_JOB_
Identify every line in the records below that contains the word "kicker", and copy each of those lines.

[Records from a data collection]
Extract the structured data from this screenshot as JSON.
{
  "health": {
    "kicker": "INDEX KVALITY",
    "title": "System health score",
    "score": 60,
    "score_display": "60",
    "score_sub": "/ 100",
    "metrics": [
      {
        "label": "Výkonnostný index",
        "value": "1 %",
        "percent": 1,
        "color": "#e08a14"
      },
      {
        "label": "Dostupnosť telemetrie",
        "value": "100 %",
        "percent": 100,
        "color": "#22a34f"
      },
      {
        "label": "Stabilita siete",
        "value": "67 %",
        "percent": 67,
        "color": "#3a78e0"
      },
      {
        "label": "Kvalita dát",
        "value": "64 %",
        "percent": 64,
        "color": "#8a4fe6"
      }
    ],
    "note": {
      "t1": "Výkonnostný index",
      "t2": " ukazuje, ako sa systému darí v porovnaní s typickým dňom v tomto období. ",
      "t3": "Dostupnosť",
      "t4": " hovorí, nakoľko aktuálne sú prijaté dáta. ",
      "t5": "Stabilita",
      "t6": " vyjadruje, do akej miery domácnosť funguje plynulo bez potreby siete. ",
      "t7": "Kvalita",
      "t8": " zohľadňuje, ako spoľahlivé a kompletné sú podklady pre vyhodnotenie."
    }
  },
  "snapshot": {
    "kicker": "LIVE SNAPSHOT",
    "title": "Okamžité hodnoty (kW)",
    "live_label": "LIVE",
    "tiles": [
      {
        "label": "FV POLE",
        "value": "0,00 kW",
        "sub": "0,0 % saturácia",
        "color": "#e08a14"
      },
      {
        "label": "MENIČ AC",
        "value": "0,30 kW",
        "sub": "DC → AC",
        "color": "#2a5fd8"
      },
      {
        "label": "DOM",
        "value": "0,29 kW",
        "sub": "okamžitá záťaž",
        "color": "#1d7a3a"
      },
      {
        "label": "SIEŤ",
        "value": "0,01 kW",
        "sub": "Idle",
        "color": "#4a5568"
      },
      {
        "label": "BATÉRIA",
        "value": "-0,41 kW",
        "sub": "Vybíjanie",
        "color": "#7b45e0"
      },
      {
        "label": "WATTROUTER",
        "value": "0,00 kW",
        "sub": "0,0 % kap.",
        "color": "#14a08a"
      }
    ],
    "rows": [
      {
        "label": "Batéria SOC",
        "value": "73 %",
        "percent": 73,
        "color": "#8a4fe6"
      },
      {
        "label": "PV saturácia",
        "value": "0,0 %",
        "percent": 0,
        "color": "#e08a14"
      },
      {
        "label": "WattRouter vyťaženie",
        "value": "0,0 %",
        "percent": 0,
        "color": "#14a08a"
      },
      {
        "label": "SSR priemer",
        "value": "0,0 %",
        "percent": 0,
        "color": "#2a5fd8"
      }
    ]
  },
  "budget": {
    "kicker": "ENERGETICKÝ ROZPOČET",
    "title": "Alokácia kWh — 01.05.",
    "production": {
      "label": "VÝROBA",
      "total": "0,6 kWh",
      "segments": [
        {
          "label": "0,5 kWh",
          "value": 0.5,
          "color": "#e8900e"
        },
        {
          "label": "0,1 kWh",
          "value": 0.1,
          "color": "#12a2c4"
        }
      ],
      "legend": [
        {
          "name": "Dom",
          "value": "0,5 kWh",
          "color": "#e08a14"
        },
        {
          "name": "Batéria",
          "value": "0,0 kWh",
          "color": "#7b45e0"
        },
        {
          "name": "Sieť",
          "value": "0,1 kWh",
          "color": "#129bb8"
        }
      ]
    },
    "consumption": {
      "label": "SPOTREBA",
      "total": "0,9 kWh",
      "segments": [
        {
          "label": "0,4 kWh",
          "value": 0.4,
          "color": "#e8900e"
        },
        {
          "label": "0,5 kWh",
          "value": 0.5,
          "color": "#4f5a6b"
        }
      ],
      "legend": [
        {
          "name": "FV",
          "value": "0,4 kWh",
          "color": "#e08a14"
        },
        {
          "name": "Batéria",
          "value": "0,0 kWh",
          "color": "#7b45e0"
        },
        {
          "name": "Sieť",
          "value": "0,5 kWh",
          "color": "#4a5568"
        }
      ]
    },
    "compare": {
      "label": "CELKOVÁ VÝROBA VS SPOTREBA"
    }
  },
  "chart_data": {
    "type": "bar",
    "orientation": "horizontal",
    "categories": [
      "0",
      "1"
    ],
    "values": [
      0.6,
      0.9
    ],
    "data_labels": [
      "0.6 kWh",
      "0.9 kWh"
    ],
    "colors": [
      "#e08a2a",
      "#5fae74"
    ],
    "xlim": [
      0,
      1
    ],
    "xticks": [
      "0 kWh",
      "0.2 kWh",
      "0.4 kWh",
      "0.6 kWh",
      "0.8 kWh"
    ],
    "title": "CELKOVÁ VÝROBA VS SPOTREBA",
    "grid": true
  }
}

_TASK RESULT_
    "kicker": "INDEX KVALITY",
    "kicker": "LIVE SNAPSHOT",
    "kicker": "ENERGETICKÝ ROZPOČET",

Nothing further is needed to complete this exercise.